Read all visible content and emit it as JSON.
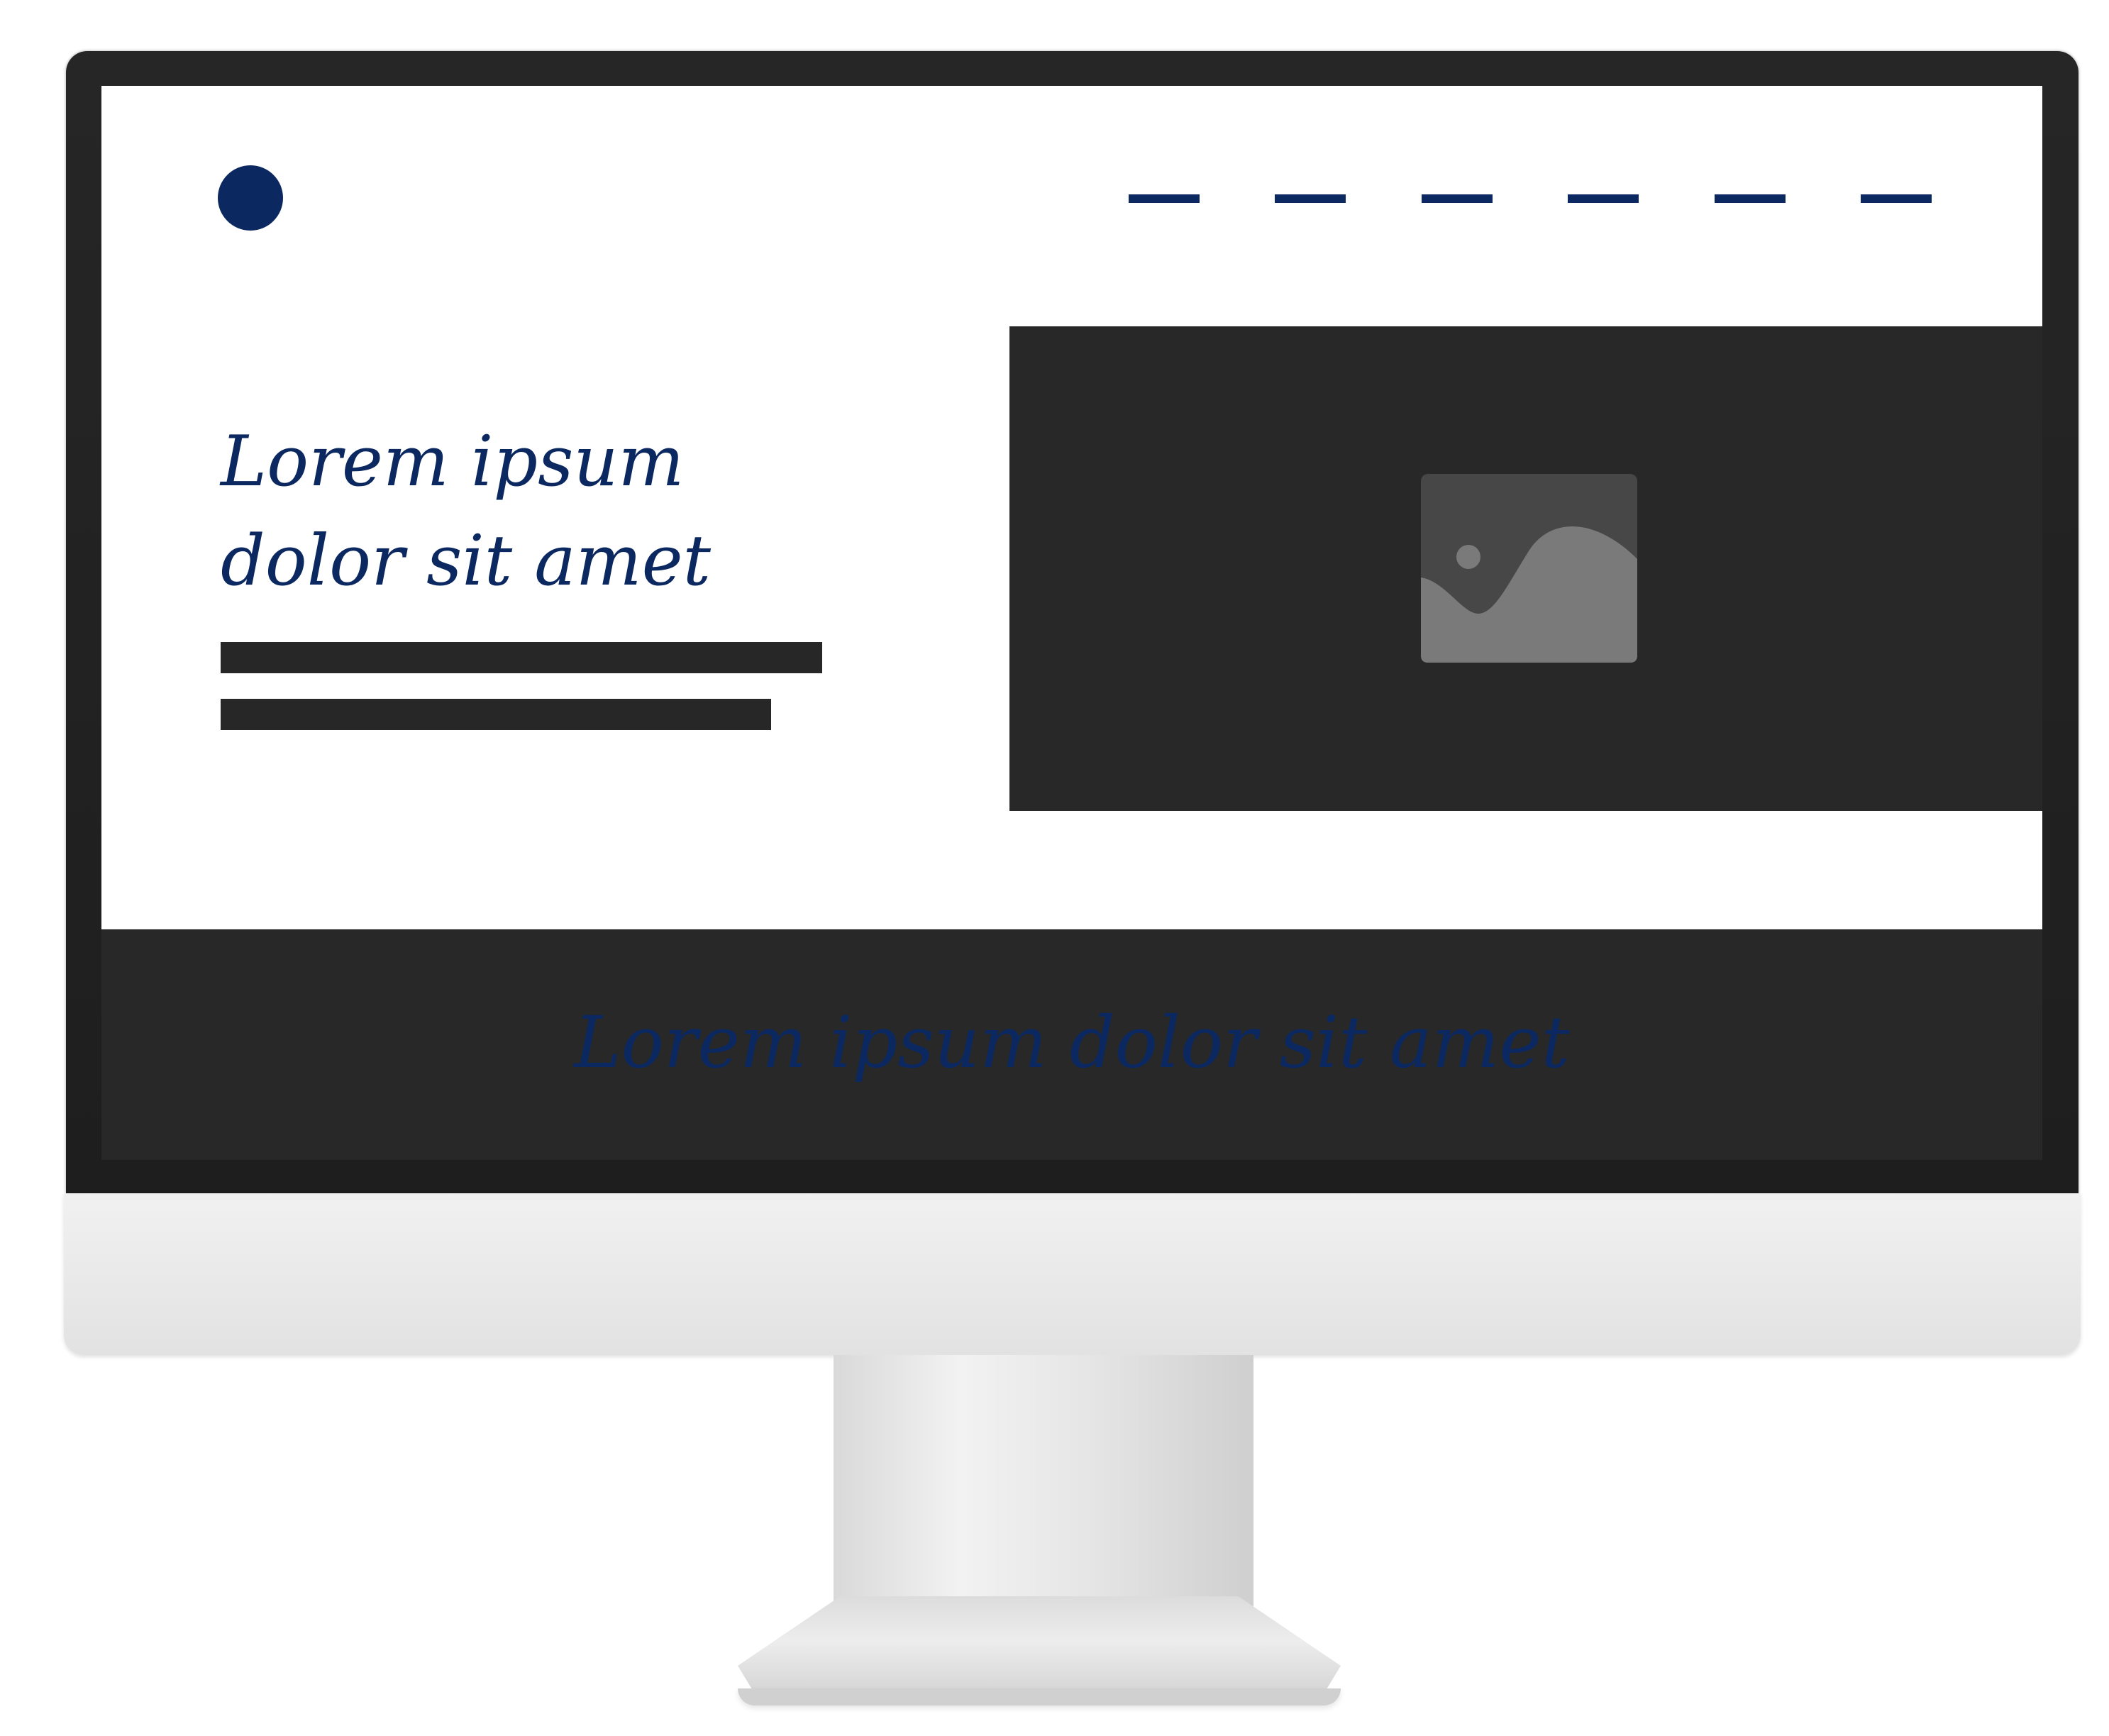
{
  "hero": {
    "title": "Lorem ipsum dolor sit amet"
  },
  "nav": {
    "item_count": 6
  },
  "footer": {
    "text": "Lorem ipsum dolor sit amet"
  },
  "colors": {
    "brand": "#0b2860",
    "dark_panel": "#282828",
    "text_placeholder": "#272727",
    "image_placeholder_tile": "#474747",
    "image_placeholder_art": "#7a7a7a"
  },
  "icons": {
    "logo": "circle-logo-icon",
    "image": "image-placeholder-icon"
  }
}
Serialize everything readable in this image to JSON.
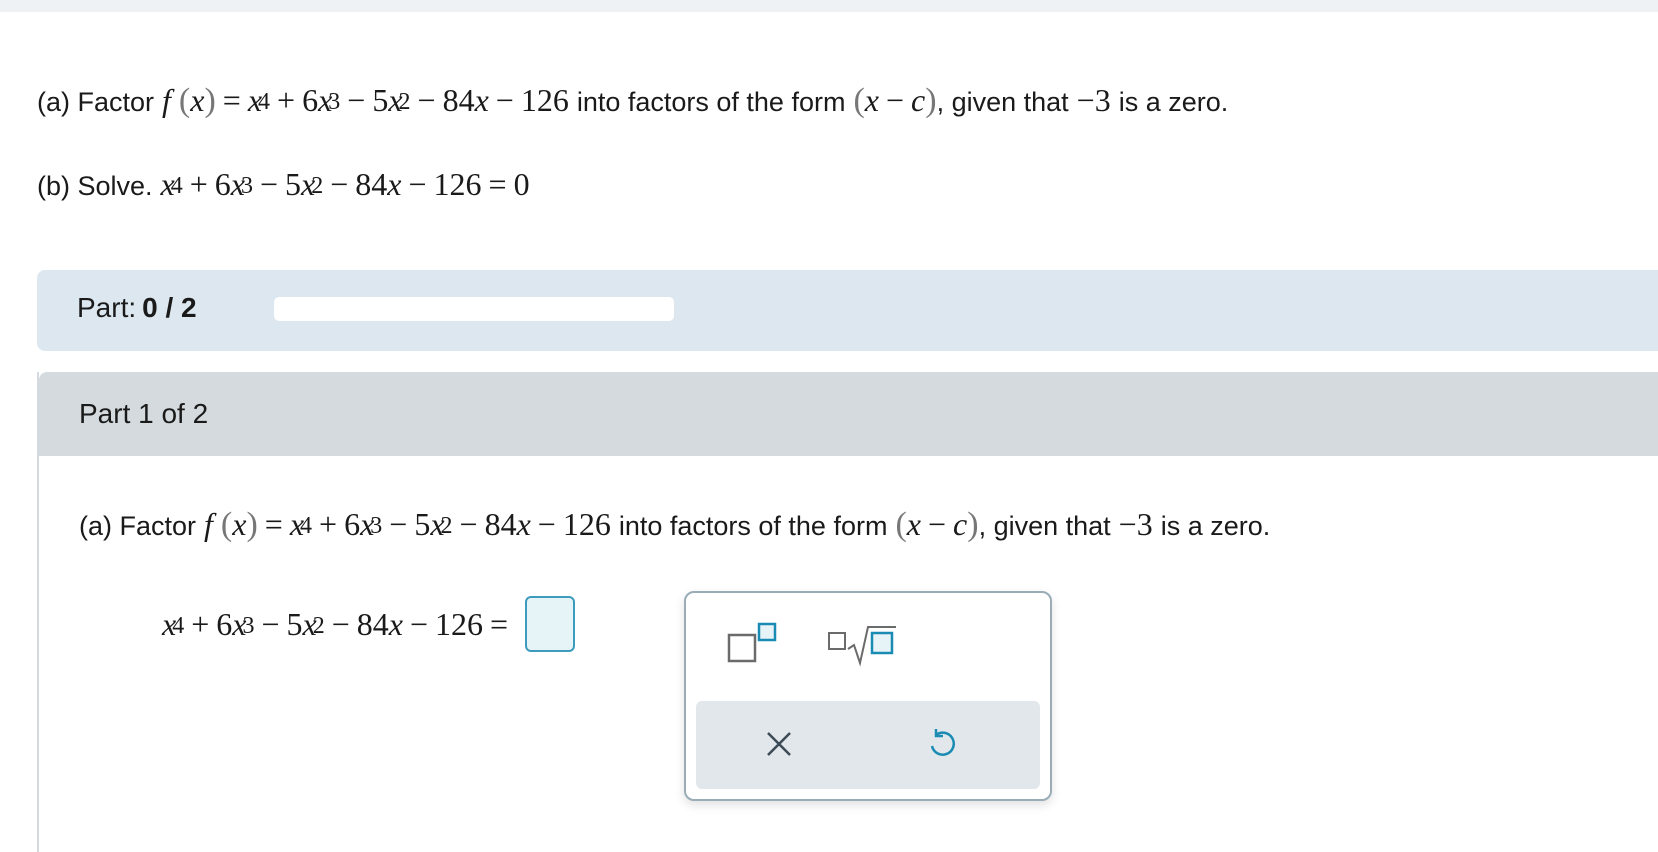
{
  "problem": {
    "a_prefix": "(a) Factor",
    "a_mid": "into factors of the form",
    "a_suffix_1": ", given that",
    "a_suffix_2": "is a zero.",
    "b_prefix": "(b) Solve.",
    "zero_value": "−3",
    "coef_6x": "6",
    "coef_5x": "5",
    "coef_84": "84",
    "const_126": "126",
    "rhs_zero": "0"
  },
  "progress": {
    "label": "Part:",
    "value_text": "0 / 2",
    "fraction_complete": 0
  },
  "part": {
    "header": "Part 1 of 2"
  },
  "palette": {
    "superscript_icon": "superscript-template-icon",
    "sqrt_icon": "nth-root-template-icon",
    "clear_icon": "close-x-icon",
    "undo_icon": "undo-icon"
  },
  "colors": {
    "accent": "#3d9cbd",
    "part_bar": "#dce7ef",
    "part_header": "#d4dadd"
  }
}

:::::

Work to complete => Write out word for word every line from the line with "Serialize everything readable" through the final line of the records, both included, skipping the pictures.

Task response =>
Serialize everything readable in this image to JSON.
{
  "problem": {
    "a_prefix": "(a) Factor",
    "a_mid": "into factors of the form",
    "a_suffix_1": ", given that",
    "a_suffix_2": "is a zero.",
    "b_prefix": "(b) Solve.",
    "zero_value": "−3",
    "coef_6x": "6",
    "coef_5x": "5",
    "coef_84": "84",
    "const_126": "126",
    "rhs_zero": "0"
  },
  "progress": {
    "label": "Part:",
    "value_text": "0 / 2",
    "fraction_complete": 0
  },
  "part": {
    "header": "Part 1 of 2"
  },
  "palette": {
    "superscript_icon": "superscript-template-icon",
    "sqrt_icon": "nth-root-template-icon",
    "clear_icon": "close-x-icon",
    "undo_icon": "undo-icon"
  },
  "colors": {
    "accent": "#3d9cbd",
    "part_bar": "#dce7ef",
    "part_header": "#d4dadd"
  }
}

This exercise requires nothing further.